** BEGIN MATERIAL PROVIDED **

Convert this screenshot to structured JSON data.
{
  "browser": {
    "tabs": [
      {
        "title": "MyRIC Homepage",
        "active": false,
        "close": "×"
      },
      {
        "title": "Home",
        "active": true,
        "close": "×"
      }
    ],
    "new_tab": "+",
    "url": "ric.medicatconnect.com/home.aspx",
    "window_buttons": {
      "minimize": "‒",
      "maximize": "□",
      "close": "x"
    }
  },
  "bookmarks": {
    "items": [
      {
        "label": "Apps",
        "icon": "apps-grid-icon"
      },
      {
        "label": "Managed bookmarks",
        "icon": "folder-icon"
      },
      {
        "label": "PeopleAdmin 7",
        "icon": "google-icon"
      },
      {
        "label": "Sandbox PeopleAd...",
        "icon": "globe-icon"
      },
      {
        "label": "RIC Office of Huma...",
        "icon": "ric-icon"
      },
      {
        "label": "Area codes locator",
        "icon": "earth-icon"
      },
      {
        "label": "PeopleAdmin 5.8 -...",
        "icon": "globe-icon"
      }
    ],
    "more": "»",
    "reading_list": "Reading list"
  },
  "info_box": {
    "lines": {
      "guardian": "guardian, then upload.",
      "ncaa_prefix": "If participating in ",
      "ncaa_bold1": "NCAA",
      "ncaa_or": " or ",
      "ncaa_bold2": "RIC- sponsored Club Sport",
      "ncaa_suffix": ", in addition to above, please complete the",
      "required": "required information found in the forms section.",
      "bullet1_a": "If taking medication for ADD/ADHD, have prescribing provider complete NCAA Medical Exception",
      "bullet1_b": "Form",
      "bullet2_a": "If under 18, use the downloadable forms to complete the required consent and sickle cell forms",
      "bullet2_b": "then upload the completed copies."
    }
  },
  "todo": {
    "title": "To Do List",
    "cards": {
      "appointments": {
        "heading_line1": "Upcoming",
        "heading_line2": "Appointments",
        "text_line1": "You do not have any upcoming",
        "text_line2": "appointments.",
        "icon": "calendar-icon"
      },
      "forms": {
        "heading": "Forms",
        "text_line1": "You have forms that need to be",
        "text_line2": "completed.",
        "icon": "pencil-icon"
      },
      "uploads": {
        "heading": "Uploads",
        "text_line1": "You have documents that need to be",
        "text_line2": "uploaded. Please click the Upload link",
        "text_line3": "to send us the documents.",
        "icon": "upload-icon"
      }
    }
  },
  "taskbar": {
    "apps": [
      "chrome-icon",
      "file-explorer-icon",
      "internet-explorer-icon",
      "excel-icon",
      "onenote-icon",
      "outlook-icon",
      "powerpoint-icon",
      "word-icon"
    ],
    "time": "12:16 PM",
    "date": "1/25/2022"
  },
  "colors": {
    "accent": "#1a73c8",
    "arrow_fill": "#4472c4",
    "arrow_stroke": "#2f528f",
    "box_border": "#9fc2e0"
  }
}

** END MATERIAL PROVIDED **
** BEGIN MATERIAL PROVIDED **

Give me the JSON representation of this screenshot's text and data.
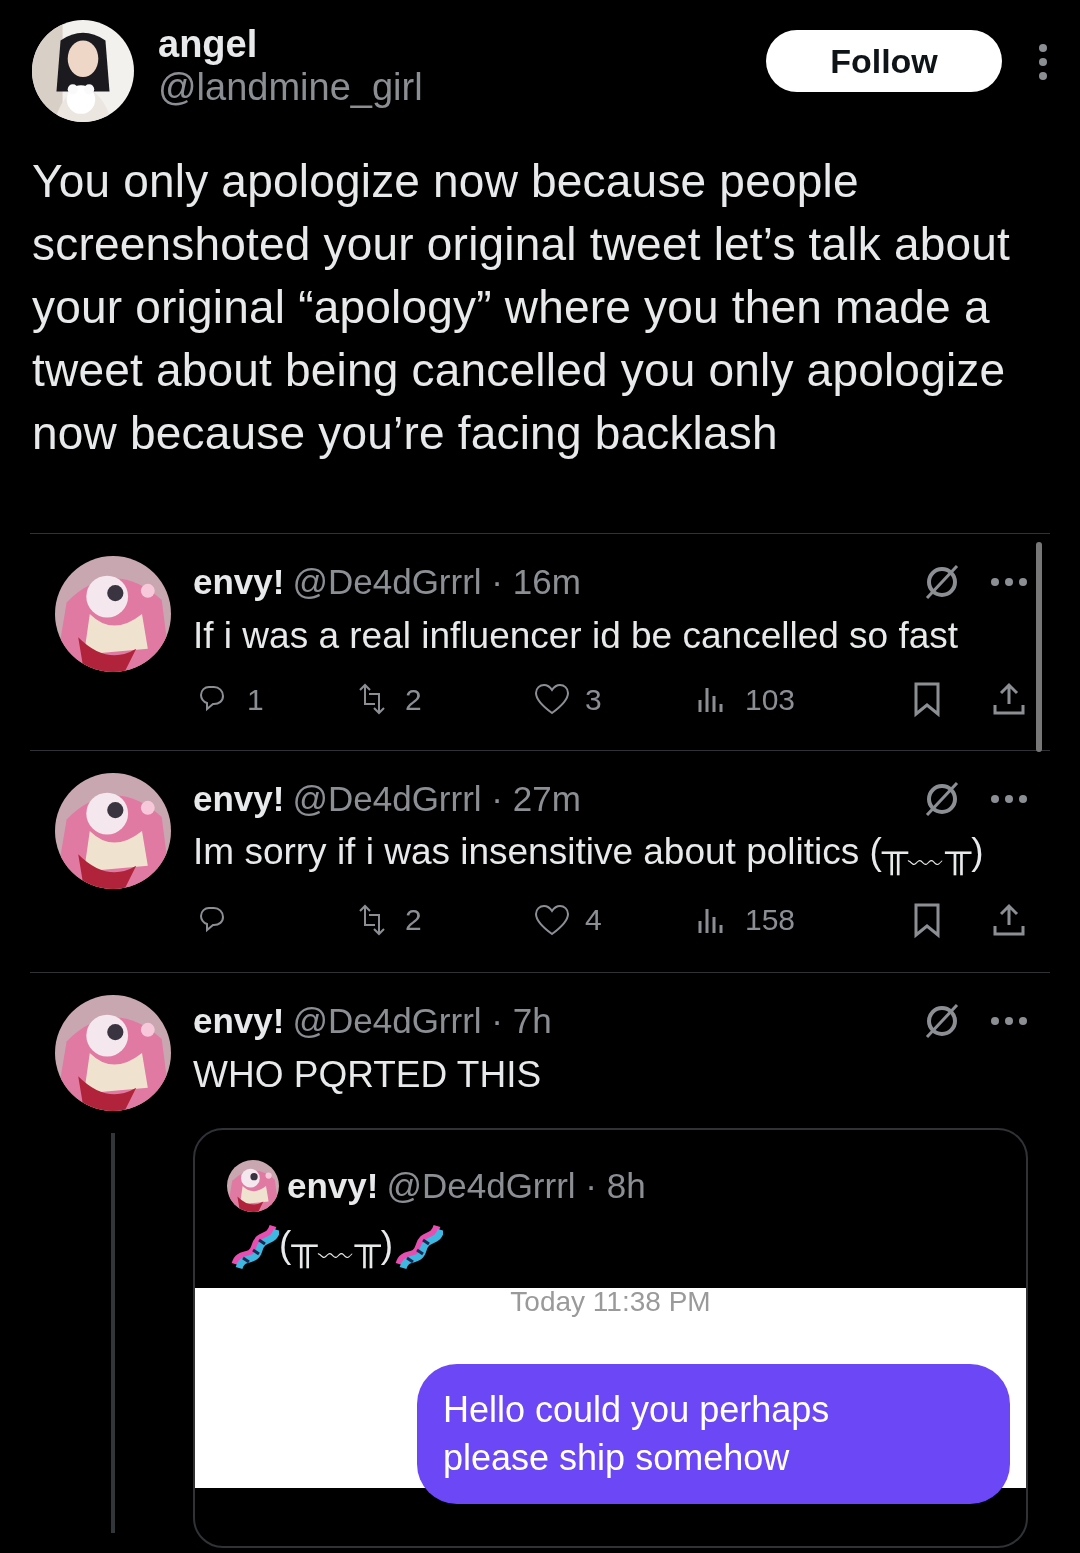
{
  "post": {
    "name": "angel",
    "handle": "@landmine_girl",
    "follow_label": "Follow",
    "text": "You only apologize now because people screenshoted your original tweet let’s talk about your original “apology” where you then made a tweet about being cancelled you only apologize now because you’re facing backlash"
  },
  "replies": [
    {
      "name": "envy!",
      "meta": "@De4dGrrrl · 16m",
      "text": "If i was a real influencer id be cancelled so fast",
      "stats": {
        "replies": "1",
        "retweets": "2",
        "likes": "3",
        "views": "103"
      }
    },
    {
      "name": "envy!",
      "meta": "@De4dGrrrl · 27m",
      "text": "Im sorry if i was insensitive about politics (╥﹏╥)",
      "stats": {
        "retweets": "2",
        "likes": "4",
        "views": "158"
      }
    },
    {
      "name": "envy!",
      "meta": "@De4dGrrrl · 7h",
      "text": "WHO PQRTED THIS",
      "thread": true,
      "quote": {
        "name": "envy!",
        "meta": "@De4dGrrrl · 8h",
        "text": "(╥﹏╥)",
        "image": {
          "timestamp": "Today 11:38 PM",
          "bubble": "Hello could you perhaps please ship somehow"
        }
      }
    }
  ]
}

** END MATERIAL PROVIDED **

-- GOAL OF THE EXERCISE --
Select every line of the records holding the string "PeopleAdmin".

-- FULL RESPONSE --
        "label": "PeopleAdmin 7",
        "label": "PeopleAdmin 5.8 -...",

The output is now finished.